Figure collection entries
________________________________________
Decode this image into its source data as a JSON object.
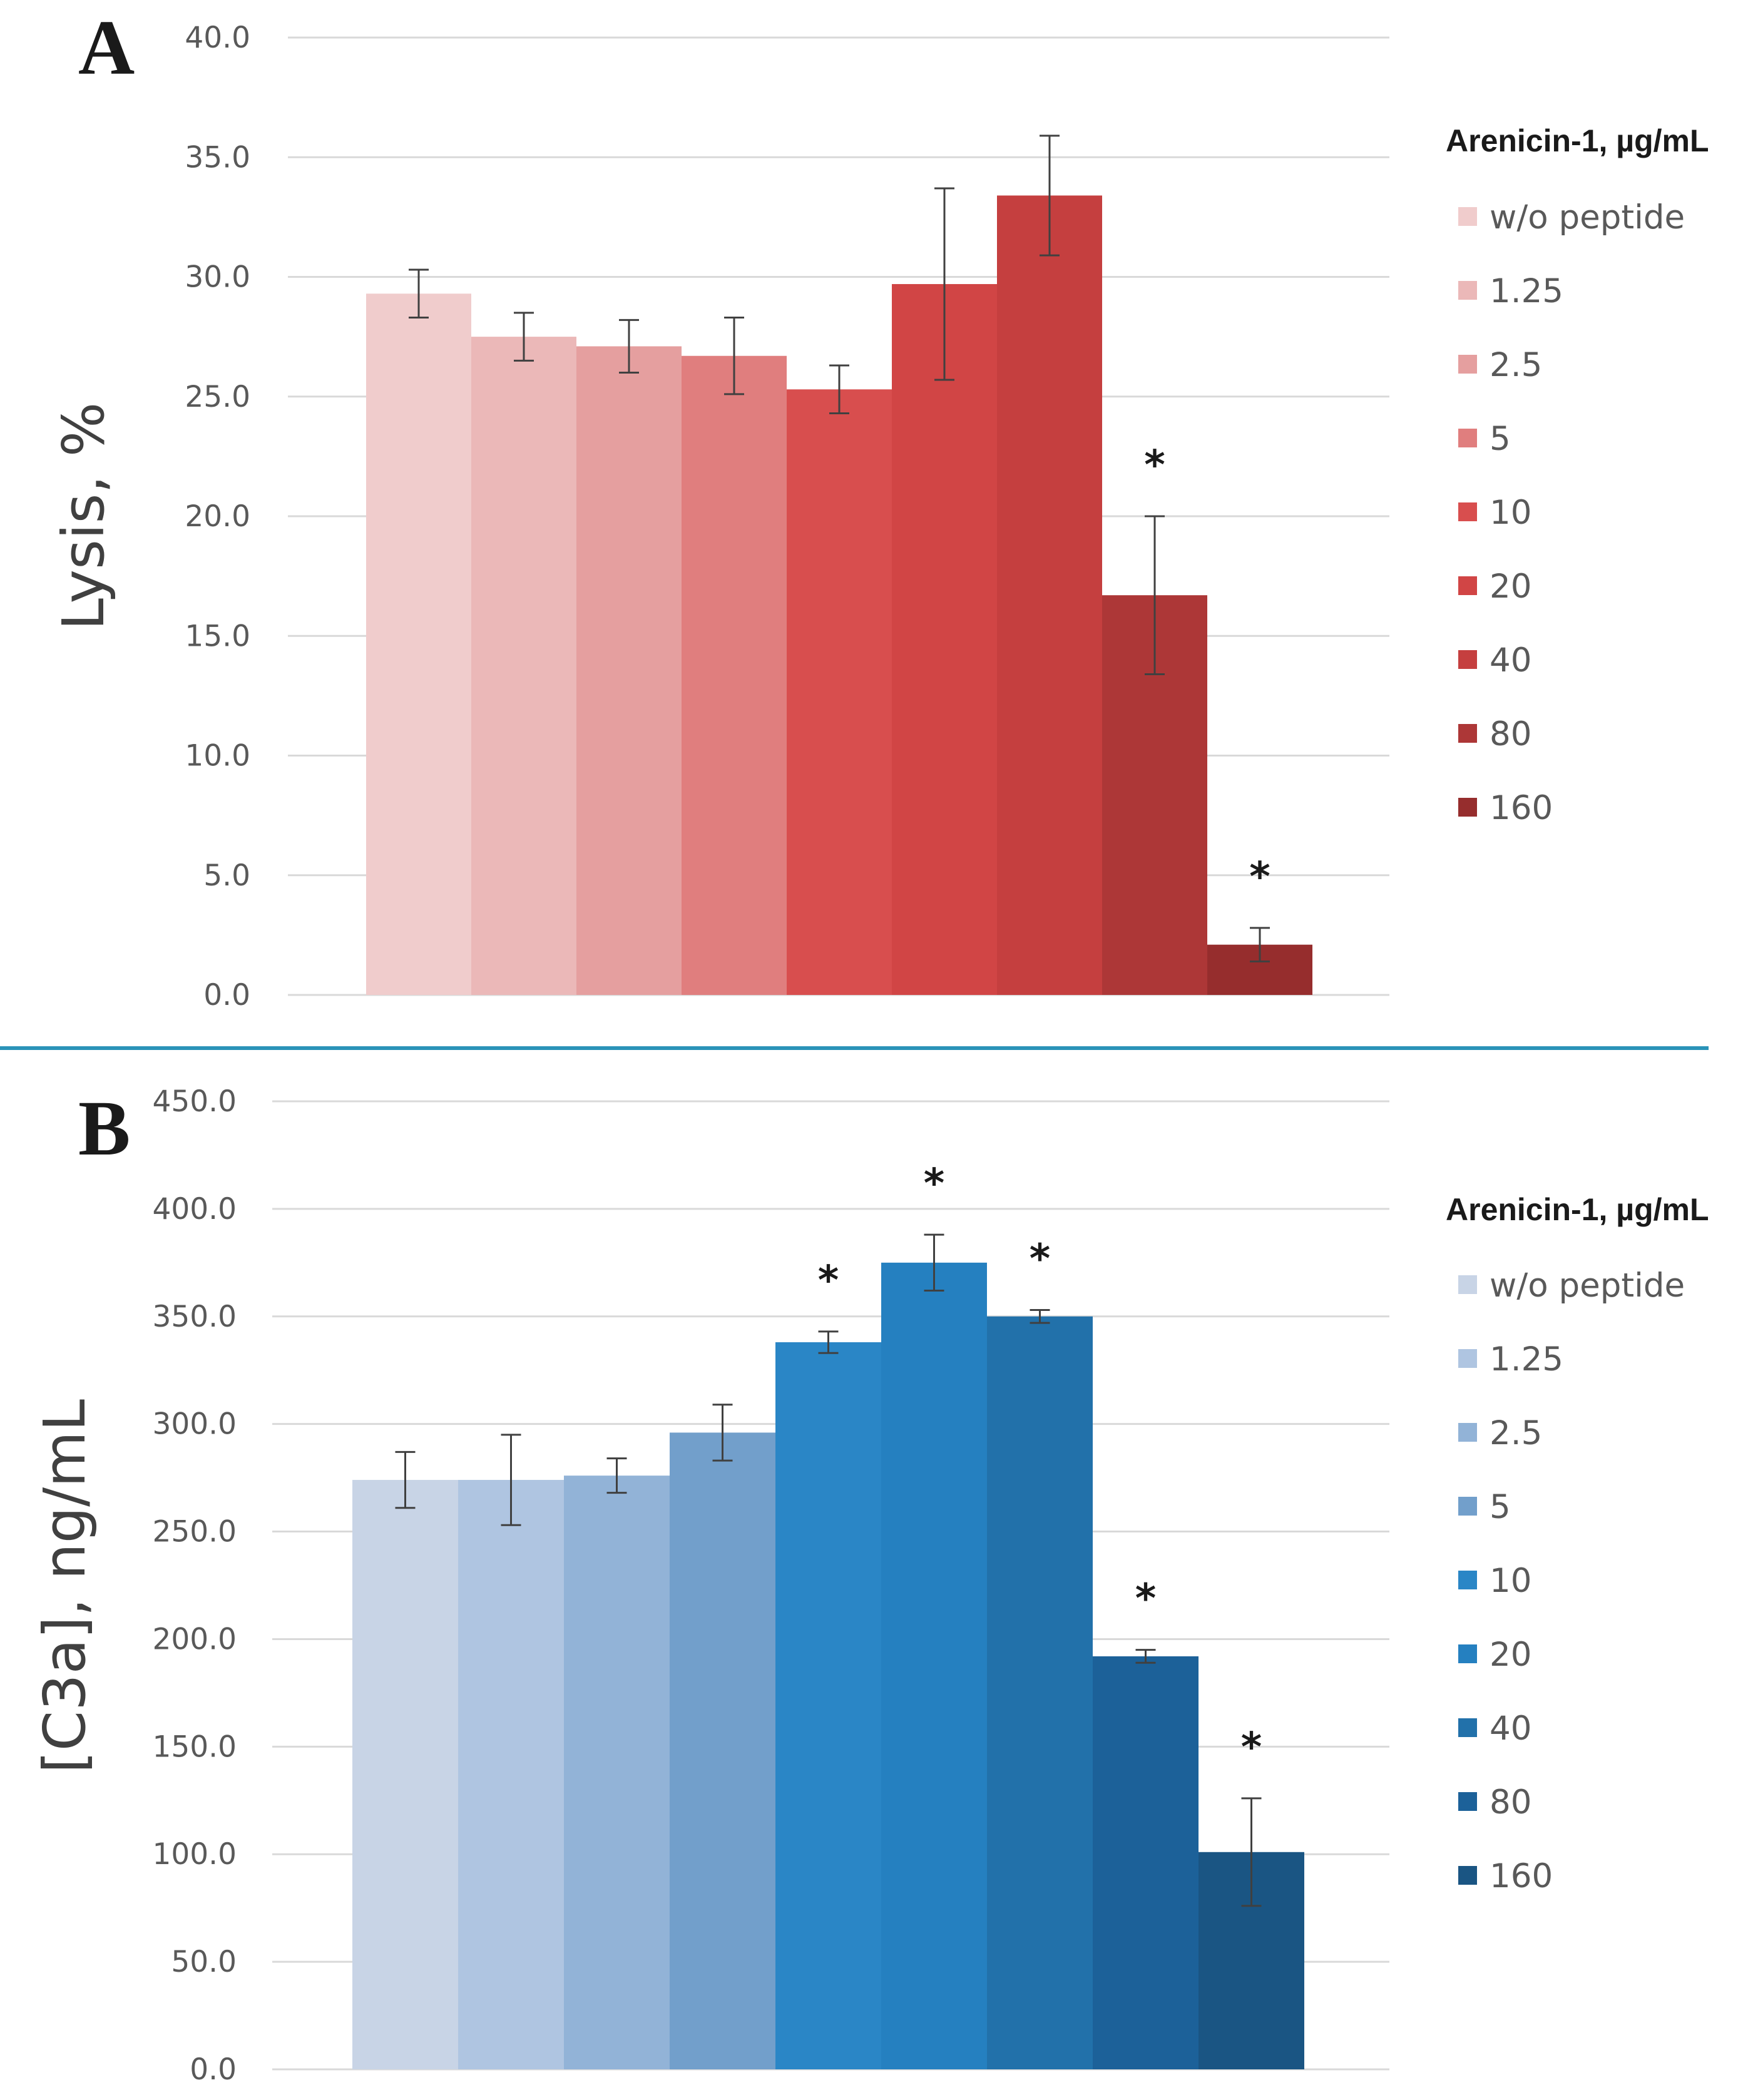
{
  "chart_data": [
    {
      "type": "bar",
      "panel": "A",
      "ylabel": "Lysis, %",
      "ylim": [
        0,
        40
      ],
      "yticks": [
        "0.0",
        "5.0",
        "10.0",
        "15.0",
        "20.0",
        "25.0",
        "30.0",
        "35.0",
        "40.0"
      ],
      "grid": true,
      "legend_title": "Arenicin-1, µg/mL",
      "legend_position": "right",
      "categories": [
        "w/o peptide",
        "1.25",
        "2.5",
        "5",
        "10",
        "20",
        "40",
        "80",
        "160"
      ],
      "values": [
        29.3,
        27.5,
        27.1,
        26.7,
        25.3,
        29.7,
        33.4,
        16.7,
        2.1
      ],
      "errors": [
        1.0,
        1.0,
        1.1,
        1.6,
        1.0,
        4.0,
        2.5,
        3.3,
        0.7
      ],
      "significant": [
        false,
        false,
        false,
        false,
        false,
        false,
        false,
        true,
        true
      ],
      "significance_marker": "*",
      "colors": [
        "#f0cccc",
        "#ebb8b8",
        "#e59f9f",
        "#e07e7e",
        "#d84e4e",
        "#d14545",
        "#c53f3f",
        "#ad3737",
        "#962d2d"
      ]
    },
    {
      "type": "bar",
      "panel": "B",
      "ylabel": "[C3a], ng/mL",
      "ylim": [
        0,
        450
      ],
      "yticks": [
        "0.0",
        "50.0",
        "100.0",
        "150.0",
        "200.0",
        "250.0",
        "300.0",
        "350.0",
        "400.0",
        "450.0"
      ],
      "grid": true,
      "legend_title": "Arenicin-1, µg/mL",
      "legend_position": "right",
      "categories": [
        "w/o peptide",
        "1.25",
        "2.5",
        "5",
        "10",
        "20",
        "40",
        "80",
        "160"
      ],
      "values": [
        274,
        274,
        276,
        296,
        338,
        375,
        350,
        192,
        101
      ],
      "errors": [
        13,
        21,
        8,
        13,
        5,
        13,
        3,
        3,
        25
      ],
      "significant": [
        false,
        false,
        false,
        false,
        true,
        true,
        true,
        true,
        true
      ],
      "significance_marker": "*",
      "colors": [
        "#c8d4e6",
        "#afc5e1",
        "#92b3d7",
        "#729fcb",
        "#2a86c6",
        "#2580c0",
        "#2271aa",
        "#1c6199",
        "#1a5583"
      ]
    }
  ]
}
________________________________________
The records above are to be restated exactly, with all pictures omitted.

**YOUR RESPONSE**:
Decode this image into its source data as a JSON object.
{
  "chart_data": [
    {
      "type": "bar",
      "panel": "A",
      "ylabel": "Lysis, %",
      "ylim": [
        0,
        40
      ],
      "yticks": [
        "0.0",
        "5.0",
        "10.0",
        "15.0",
        "20.0",
        "25.0",
        "30.0",
        "35.0",
        "40.0"
      ],
      "grid": true,
      "legend_title": "Arenicin-1, µg/mL",
      "legend_position": "right",
      "categories": [
        "w/o peptide",
        "1.25",
        "2.5",
        "5",
        "10",
        "20",
        "40",
        "80",
        "160"
      ],
      "values": [
        29.3,
        27.5,
        27.1,
        26.7,
        25.3,
        29.7,
        33.4,
        16.7,
        2.1
      ],
      "errors": [
        1.0,
        1.0,
        1.1,
        1.6,
        1.0,
        4.0,
        2.5,
        3.3,
        0.7
      ],
      "significant": [
        false,
        false,
        false,
        false,
        false,
        false,
        false,
        true,
        true
      ],
      "significance_marker": "*",
      "colors": [
        "#f0cccc",
        "#ebb8b8",
        "#e59f9f",
        "#e07e7e",
        "#d84e4e",
        "#d14545",
        "#c53f3f",
        "#ad3737",
        "#962d2d"
      ]
    },
    {
      "type": "bar",
      "panel": "B",
      "ylabel": "[C3a], ng/mL",
      "ylim": [
        0,
        450
      ],
      "yticks": [
        "0.0",
        "50.0",
        "100.0",
        "150.0",
        "200.0",
        "250.0",
        "300.0",
        "350.0",
        "400.0",
        "450.0"
      ],
      "grid": true,
      "legend_title": "Arenicin-1, µg/mL",
      "legend_position": "right",
      "categories": [
        "w/o peptide",
        "1.25",
        "2.5",
        "5",
        "10",
        "20",
        "40",
        "80",
        "160"
      ],
      "values": [
        274,
        274,
        276,
        296,
        338,
        375,
        350,
        192,
        101
      ],
      "errors": [
        13,
        21,
        8,
        13,
        5,
        13,
        3,
        3,
        25
      ],
      "significant": [
        false,
        false,
        false,
        false,
        true,
        true,
        true,
        true,
        true
      ],
      "significance_marker": "*",
      "colors": [
        "#c8d4e6",
        "#afc5e1",
        "#92b3d7",
        "#729fcb",
        "#2a86c6",
        "#2580c0",
        "#2271aa",
        "#1c6199",
        "#1a5583"
      ]
    }
  ]
}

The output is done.